* _Seleção_:
..........

A ocorrência dessa violência pode ser facilmente confundidas com ciúmes ou uma forma de proteção do agressor em relação à sua vítima. “A violência, com frequência, gera em quem a sofre uma dúvida sobre ter feito algo para provocar, sobre ser responsável por não ter evitado, uma culpabilização, como se de alguma forma merecesse a violência que sofre ou que precisasse ser capaz de impedi-la”, enfatiza Pestana. E com o sentimento de culpa, vai deixando de agir naturalmente, começa a vestir-se e portar-se de forma que agrade mais seu companheiro, pode deixar de sair com amigos e familiares, às vezes só sai com sua permissão ou aviso, ou até mesmo apenas em sua companhia. A vítima também começar a sentir-se desvalorizada, inferiorizada, incompetente.
Quem é o agressor e por que essa violência ocorre?

..........

* _Material extraído_:
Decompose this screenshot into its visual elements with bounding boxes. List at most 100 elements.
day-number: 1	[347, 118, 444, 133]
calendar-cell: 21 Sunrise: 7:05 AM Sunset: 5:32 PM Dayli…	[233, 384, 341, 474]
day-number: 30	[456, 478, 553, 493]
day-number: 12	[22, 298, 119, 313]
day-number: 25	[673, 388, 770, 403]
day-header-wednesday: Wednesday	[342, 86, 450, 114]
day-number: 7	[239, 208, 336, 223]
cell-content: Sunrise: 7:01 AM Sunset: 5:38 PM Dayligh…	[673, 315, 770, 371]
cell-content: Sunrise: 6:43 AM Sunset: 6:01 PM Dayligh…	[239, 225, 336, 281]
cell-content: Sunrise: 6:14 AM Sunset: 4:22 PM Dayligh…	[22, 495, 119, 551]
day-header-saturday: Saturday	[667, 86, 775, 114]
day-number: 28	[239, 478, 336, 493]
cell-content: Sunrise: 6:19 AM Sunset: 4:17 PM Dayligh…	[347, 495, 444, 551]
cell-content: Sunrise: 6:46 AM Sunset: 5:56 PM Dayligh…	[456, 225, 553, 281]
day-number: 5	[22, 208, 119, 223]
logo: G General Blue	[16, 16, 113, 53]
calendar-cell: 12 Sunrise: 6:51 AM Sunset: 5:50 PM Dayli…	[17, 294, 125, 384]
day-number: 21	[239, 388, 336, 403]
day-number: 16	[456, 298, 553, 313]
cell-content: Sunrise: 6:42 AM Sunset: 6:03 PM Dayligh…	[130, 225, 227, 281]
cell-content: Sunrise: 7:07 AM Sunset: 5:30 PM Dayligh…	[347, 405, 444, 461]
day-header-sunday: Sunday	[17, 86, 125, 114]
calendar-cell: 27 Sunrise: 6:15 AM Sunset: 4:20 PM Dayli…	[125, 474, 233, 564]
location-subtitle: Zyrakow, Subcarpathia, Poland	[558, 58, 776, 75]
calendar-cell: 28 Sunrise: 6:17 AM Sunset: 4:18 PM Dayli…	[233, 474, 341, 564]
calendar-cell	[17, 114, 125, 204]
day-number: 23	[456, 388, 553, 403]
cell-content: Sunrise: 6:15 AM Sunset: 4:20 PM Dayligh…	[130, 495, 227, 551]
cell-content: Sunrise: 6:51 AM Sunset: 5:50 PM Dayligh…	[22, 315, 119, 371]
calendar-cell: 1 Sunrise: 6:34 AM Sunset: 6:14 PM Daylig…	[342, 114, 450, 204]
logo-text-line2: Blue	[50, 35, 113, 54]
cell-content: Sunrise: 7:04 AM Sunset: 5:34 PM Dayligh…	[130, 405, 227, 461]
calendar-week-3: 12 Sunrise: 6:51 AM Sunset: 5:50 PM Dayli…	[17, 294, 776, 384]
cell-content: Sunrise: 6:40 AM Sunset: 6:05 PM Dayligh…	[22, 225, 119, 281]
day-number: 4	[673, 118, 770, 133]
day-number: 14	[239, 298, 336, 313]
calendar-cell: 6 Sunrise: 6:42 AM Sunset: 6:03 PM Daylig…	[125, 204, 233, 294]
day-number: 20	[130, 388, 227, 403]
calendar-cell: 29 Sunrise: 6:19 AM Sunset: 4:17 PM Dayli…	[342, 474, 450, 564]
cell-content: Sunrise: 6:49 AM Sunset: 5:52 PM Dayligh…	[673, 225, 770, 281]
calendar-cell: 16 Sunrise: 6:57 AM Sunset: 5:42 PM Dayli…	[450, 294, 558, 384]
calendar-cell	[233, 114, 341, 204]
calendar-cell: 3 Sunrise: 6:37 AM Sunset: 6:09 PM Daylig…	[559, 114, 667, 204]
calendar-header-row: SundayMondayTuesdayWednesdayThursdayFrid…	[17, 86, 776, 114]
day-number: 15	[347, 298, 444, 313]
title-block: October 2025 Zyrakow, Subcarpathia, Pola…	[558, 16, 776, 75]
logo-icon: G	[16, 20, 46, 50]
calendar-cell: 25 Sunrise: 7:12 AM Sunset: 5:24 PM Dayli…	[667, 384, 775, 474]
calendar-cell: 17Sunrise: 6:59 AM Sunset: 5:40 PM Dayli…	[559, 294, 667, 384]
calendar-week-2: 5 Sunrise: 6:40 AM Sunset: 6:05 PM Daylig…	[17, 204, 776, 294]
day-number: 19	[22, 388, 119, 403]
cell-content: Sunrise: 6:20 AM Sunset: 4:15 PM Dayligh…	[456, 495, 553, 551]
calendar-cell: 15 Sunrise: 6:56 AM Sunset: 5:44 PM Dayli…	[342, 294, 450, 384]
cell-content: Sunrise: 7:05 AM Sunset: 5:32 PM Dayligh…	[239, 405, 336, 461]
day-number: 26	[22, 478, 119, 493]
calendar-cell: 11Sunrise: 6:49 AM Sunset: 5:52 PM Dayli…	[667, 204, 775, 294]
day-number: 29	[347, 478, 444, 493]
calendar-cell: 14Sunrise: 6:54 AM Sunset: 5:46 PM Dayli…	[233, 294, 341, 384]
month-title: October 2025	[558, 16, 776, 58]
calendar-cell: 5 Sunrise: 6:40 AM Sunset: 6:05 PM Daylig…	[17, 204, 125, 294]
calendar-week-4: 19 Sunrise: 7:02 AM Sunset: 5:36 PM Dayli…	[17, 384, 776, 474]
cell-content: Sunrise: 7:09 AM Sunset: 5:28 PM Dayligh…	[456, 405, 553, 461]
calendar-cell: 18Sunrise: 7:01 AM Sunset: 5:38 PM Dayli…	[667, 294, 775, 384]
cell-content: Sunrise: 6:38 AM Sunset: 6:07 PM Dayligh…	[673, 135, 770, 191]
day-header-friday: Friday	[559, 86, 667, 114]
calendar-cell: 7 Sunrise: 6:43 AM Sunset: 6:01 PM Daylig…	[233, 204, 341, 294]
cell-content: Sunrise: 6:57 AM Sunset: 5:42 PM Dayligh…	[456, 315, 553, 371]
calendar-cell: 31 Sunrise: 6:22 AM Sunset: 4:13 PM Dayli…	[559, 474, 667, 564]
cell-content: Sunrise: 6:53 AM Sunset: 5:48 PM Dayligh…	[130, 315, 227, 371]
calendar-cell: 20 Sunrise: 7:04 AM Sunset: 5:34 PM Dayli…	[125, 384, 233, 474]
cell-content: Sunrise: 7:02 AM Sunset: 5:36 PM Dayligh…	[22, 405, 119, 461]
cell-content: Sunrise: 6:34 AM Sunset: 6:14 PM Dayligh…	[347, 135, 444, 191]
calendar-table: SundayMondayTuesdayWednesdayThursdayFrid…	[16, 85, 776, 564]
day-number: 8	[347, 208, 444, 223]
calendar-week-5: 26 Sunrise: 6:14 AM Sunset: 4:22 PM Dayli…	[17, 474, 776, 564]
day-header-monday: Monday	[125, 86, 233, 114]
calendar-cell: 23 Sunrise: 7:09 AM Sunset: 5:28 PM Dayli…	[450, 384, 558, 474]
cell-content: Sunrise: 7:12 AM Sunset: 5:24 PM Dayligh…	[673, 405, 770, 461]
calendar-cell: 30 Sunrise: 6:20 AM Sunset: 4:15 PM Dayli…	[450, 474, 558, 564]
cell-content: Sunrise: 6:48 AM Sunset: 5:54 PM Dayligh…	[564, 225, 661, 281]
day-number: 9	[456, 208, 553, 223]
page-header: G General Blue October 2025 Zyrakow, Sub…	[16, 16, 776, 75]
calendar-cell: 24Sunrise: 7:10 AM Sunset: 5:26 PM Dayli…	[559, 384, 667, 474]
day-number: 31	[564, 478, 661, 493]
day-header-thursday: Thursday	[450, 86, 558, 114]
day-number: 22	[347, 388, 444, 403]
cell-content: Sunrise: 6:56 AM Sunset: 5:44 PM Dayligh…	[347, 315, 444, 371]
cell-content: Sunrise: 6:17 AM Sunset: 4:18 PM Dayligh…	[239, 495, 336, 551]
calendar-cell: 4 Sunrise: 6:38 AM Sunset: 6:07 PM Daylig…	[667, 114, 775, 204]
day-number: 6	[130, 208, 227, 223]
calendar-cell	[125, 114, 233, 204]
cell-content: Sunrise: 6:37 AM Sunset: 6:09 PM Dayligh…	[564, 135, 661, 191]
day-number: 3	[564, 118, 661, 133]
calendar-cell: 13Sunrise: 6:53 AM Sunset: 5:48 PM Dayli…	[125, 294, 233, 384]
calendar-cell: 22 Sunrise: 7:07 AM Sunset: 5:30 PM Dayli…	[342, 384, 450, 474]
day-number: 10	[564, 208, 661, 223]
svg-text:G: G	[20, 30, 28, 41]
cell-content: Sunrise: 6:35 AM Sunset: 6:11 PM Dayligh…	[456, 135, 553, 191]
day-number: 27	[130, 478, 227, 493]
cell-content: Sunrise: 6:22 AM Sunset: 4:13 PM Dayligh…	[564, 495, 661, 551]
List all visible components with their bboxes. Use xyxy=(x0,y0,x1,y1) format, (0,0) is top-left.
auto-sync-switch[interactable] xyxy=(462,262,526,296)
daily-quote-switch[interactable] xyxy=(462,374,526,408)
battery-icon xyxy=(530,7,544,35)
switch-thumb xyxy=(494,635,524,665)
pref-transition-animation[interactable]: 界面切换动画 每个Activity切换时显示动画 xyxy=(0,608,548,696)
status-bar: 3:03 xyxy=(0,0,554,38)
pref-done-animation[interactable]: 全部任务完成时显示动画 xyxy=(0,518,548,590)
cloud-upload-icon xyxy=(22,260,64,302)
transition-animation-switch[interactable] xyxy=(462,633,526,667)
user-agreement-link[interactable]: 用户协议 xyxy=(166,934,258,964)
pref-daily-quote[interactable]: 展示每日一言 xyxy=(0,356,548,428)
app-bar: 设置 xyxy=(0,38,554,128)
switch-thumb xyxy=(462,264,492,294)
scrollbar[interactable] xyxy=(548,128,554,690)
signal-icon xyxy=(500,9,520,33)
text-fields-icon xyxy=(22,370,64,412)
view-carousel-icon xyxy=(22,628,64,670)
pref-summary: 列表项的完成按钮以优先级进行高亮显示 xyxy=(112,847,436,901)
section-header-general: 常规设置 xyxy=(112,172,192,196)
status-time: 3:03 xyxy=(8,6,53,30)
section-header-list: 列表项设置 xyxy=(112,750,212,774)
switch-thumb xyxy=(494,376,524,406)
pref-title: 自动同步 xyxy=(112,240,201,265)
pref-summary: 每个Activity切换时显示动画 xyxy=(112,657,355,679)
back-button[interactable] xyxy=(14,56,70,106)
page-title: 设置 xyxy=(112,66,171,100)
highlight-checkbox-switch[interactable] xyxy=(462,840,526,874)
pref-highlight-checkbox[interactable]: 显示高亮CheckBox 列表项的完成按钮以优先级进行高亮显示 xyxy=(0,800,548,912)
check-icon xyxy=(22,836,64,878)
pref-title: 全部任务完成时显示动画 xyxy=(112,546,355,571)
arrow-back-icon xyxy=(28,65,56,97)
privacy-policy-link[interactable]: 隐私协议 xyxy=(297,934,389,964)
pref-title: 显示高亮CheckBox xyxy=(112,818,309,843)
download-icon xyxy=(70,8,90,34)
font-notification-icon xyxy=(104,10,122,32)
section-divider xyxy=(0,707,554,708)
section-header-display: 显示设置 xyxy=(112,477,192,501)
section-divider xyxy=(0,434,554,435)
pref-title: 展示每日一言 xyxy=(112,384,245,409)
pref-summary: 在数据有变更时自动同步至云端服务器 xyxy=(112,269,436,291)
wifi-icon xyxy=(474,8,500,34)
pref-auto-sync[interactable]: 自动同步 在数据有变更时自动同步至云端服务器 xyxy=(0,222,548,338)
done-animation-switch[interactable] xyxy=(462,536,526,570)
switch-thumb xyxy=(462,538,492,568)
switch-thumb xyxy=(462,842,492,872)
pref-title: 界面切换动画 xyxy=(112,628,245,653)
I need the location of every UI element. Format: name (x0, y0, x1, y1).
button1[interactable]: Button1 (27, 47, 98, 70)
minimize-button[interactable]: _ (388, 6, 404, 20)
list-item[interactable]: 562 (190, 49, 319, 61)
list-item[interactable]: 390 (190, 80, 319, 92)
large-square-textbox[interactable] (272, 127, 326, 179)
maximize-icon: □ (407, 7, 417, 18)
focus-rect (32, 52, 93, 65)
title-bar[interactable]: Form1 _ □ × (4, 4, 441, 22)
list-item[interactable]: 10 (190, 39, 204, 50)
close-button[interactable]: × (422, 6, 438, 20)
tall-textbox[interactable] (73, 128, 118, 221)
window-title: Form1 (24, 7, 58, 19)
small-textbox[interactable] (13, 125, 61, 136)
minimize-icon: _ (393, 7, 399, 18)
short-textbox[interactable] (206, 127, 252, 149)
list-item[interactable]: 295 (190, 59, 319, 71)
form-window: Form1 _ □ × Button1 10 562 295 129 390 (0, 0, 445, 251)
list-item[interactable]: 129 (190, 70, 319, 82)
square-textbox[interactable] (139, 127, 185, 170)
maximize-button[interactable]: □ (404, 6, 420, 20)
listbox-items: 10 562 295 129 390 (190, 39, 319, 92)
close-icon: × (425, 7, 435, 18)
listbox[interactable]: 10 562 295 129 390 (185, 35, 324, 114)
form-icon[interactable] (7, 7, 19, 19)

..........

* _Instrução 1_: Repita o trecho sobre violência e culpa desde "A ocorrência dessa" até "essa violência ocorre?".
* _Instrução 2_: Dê prosseguimento ao texto sobre violência e culpa a partir do ponto em que ele termina.

* _Resposta 1_:
A ocorrência dessa violência pode ser facilmente confundidas com ciúmes ou uma forma de proteção do agressor em relação à sua vítima. “A violência, com frequência, gera em quem a sofre uma dúvida sobre ter feito algo para provocar, sobre ser responsável por não ter evitado, uma culpabilização, como se de alguma forma merecesse a violência que sofre ou que precisasse ser capaz de impedi-la”, enfatiza Pestana. E com o sentimento de culpa, vai deixando de agir naturalmente, começa a vestir-se e portar-se de forma que agrade mais seu companheiro, pode deixar de sair com amigos e familiares, às vezes só sai com sua permissão ou aviso, ou até mesmo apenas em sua companhia. A vítima também começar a sentir-se desvalorizada, inferiorizada, incompetente.
Quem é o agressor e por que essa violência ocorre?

* _Resposta 2_:
O machismo e a sociedade patriarcal – forma organizacional cujo o poder fica concentrado entre os homens adultos, em vários setores da sociedade – são os responsáveis pela naturalização da violência contra a mulher. Segundo Pestana, o reforço dos estereótipos de homem e mulher é um elemento que reforça a subjugação da mulher em relação ao homem, enquanto na socialização de garotas e mulheres elementos como sensibilidade, docilidade e submissão são valorizados. “Por isso, é comum que em relacionamentos entre homens e mulheres, os homens considerem formas de controle (sob a mulher) como um ‘direito’, como uma forma de proteger a ‘honra’, como uma forma de ‘dominar’ ou mesmo de ‘corrigir’ suas parceiras”, esclarece a professora.
Segundo o professor Luís Antonio Bitante Fernandes, coordenador de um núcleo de pesquisa Gênero, Identidade e Sexualidade, o patriarcado e o machismo são os responsáveis culturais por perpetuarem a violência contra a mulher. “A violência é uma prática naturalizada pelas e nas relações de poder. A violência passa de geração para geração, através de práticas educativas que historicamente, culturalmente e geograficamente são reinventadas para sustentar o lugar do privilégio masculino”, afirma Bitante.
E o que mantém essa relação de poder viva é a organização social. A sociedade brasileira, ainda, se organiza de forma patriarcal. Ou seja, dentro da lógica da estrutura patriarcal, os cargos mais poderosos são ocupados por homens. Um reflexo desse comportamento pode ser observado no cenário político brasileiro. Apesar de 51% do eleitorado brasileiro ser composto por mulheres, apenas 16% das mulheres são senadoras e quase 9% são deputadas.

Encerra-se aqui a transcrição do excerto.